::: EXCERPTED DATA :::
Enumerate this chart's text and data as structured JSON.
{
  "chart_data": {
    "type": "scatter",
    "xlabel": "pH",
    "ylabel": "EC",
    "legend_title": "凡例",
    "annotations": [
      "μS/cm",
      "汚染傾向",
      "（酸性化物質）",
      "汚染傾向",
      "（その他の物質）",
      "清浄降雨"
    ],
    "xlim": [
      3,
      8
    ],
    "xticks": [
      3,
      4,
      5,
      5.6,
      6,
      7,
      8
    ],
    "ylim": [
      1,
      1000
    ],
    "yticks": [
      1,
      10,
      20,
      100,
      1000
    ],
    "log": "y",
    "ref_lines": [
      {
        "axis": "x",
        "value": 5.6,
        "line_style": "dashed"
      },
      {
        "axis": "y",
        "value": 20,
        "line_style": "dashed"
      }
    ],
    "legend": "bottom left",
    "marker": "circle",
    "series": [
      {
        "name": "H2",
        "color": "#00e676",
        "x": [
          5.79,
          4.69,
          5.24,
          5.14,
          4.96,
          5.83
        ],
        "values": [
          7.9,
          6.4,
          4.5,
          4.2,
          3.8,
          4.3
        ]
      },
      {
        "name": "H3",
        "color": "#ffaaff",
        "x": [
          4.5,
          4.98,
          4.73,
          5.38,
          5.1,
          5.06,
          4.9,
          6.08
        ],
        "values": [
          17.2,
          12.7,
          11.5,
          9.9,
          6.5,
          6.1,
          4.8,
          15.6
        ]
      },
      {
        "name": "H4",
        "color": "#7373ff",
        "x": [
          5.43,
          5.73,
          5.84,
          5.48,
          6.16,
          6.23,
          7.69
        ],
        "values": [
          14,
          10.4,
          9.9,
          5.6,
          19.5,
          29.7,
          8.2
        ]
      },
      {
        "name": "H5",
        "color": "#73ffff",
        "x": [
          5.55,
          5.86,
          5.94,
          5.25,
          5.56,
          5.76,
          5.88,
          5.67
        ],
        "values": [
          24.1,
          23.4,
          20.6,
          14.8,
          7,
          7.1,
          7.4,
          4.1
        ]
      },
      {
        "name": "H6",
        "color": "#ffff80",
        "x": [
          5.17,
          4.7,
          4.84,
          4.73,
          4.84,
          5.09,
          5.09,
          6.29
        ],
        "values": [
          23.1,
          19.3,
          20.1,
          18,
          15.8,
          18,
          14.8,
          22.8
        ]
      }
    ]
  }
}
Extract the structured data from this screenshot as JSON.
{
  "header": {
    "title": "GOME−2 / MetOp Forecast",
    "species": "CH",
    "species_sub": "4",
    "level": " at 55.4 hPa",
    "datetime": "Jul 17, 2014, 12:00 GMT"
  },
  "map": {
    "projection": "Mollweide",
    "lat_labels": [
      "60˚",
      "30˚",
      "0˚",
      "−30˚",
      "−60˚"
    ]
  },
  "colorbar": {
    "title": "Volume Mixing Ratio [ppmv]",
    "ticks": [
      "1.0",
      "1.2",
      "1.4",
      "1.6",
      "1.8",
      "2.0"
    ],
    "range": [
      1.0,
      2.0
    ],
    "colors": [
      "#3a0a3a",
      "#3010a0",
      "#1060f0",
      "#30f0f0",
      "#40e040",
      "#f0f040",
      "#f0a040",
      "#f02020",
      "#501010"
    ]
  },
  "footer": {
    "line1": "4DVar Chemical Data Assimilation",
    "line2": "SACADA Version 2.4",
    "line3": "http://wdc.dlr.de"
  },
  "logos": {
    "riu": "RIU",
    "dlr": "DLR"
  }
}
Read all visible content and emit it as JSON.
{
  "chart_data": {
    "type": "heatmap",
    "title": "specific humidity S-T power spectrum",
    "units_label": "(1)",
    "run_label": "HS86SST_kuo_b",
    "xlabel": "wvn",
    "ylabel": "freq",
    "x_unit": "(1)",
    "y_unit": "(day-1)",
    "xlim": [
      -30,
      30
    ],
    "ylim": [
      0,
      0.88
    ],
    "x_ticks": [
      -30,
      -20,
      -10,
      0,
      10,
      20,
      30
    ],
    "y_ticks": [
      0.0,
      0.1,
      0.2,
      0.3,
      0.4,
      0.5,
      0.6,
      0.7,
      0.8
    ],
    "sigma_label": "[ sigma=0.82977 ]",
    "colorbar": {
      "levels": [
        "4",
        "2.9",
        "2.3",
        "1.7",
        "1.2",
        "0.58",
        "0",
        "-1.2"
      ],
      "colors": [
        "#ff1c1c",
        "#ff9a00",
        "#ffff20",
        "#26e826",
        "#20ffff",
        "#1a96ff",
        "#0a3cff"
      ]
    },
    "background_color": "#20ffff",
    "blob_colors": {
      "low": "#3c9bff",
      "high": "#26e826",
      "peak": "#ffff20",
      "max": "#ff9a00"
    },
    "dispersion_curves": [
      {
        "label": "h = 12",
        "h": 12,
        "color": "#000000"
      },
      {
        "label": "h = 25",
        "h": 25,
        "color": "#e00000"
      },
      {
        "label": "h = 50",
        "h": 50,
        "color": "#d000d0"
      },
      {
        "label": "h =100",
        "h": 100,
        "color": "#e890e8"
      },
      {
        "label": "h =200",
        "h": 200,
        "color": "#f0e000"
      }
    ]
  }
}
:::
▶ _YOUR OBJECTIVE_
Reproduce every record above exactly as it appears.

▶ _SOLUTION TO THE PROBLEM_
Enumerate this chart's text and data as structured JSON.
{
  "chart_data": {
    "type": "scatter",
    "xlabel": "pH",
    "ylabel": "EC",
    "legend_title": "凡例",
    "annotations": [
      "μS/cm",
      "汚染傾向",
      "（酸性化物質）",
      "汚染傾向",
      "（その他の物質）",
      "清浄降雨"
    ],
    "xlim": [
      3,
      8
    ],
    "xticks": [
      3,
      4,
      5,
      5.6,
      6,
      7,
      8
    ],
    "ylim": [
      1,
      1000
    ],
    "yticks": [
      1,
      10,
      20,
      100,
      1000
    ],
    "log": "y",
    "ref_lines": [
      {
        "axis": "x",
        "value": 5.6,
        "line_style": "dashed"
      },
      {
        "axis": "y",
        "value": 20,
        "line_style": "dashed"
      }
    ],
    "legend": "bottom left",
    "marker": "circle",
    "series": [
      {
        "name": "H2",
        "color": "#00e676",
        "x": [
          5.79,
          4.69,
          5.24,
          5.14,
          4.96,
          5.83
        ],
        "values": [
          7.9,
          6.4,
          4.5,
          4.2,
          3.8,
          4.3
        ]
      },
      {
        "name": "H3",
        "color": "#ffaaff",
        "x": [
          4.5,
          4.98,
          4.73,
          5.38,
          5.1,
          5.06,
          4.9,
          6.08
        ],
        "values": [
          17.2,
          12.7,
          11.5,
          9.9,
          6.5,
          6.1,
          4.8,
          15.6
        ]
      },
      {
        "name": "H4",
        "color": "#7373ff",
        "x": [
          5.43,
          5.73,
          5.84,
          5.48,
          6.16,
          6.23,
          7.69
        ],
        "values": [
          14,
          10.4,
          9.9,
          5.6,
          19.5,
          29.7,
          8.2
        ]
      },
      {
        "name": "H5",
        "color": "#73ffff",
        "x": [
          5.55,
          5.86,
          5.94,
          5.25,
          5.56,
          5.76,
          5.88,
          5.67
        ],
        "values": [
          24.1,
          23.4,
          20.6,
          14.8,
          7,
          7.1,
          7.4,
          4.1
        ]
      },
      {
        "name": "H6",
        "color": "#ffff80",
        "x": [
          5.17,
          4.7,
          4.84,
          4.73,
          4.84,
          5.09,
          5.09,
          6.29
        ],
        "values": [
          23.1,
          19.3,
          20.1,
          18,
          15.8,
          18,
          14.8,
          22.8
        ]
      }
    ]
  }
}
Extract the structured data from this screenshot as JSON.
{
  "header": {
    "title": "GOME−2 / MetOp Forecast",
    "species": "CH",
    "species_sub": "4",
    "level": " at 55.4 hPa",
    "datetime": "Jul 17, 2014, 12:00 GMT"
  },
  "map": {
    "projection": "Mollweide",
    "lat_labels": [
      "60˚",
      "30˚",
      "0˚",
      "−30˚",
      "−60˚"
    ]
  },
  "colorbar": {
    "title": "Volume Mixing Ratio [ppmv]",
    "ticks": [
      "1.0",
      "1.2",
      "1.4",
      "1.6",
      "1.8",
      "2.0"
    ],
    "range": [
      1.0,
      2.0
    ],
    "colors": [
      "#3a0a3a",
      "#3010a0",
      "#1060f0",
      "#30f0f0",
      "#40e040",
      "#f0f040",
      "#f0a040",
      "#f02020",
      "#501010"
    ]
  },
  "footer": {
    "line1": "4DVar Chemical Data Assimilation",
    "line2": "SACADA Version 2.4",
    "line3": "http://wdc.dlr.de"
  },
  "logos": {
    "riu": "RIU",
    "dlr": "DLR"
  }
}
Read all visible content and emit it as JSON.
{
  "chart_data": {
    "type": "heatmap",
    "title": "specific humidity S-T power spectrum",
    "units_label": "(1)",
    "run_label": "HS86SST_kuo_b",
    "xlabel": "wvn",
    "ylabel": "freq",
    "x_unit": "(1)",
    "y_unit": "(day-1)",
    "xlim": [
      -30,
      30
    ],
    "ylim": [
      0,
      0.88
    ],
    "x_ticks": [
      -30,
      -20,
      -10,
      0,
      10,
      20,
      30
    ],
    "y_ticks": [
      0.0,
      0.1,
      0.2,
      0.3,
      0.4,
      0.5,
      0.6,
      0.7,
      0.8
    ],
    "sigma_label": "[ sigma=0.82977 ]",
    "colorbar": {
      "levels": [
        "4",
        "2.9",
        "2.3",
        "1.7",
        "1.2",
        "0.58",
        "0",
        "-1.2"
      ],
      "colors": [
        "#ff1c1c",
        "#ff9a00",
        "#ffff20",
        "#26e826",
        "#20ffff",
        "#1a96ff",
        "#0a3cff"
      ]
    },
    "background_color": "#20ffff",
    "blob_colors": {
      "low": "#3c9bff",
      "high": "#26e826",
      "peak": "#ffff20",
      "max": "#ff9a00"
    },
    "dispersion_curves": [
      {
        "label": "h = 12",
        "h": 12,
        "color": "#000000"
      },
      {
        "label": "h = 25",
        "h": 25,
        "color": "#e00000"
      },
      {
        "label": "h = 50",
        "h": 50,
        "color": "#d000d0"
      },
      {
        "label": "h =100",
        "h": 100,
        "color": "#e890e8"
      },
      {
        "label": "h =200",
        "h": 200,
        "color": "#f0e000"
      }
    ]
  }
}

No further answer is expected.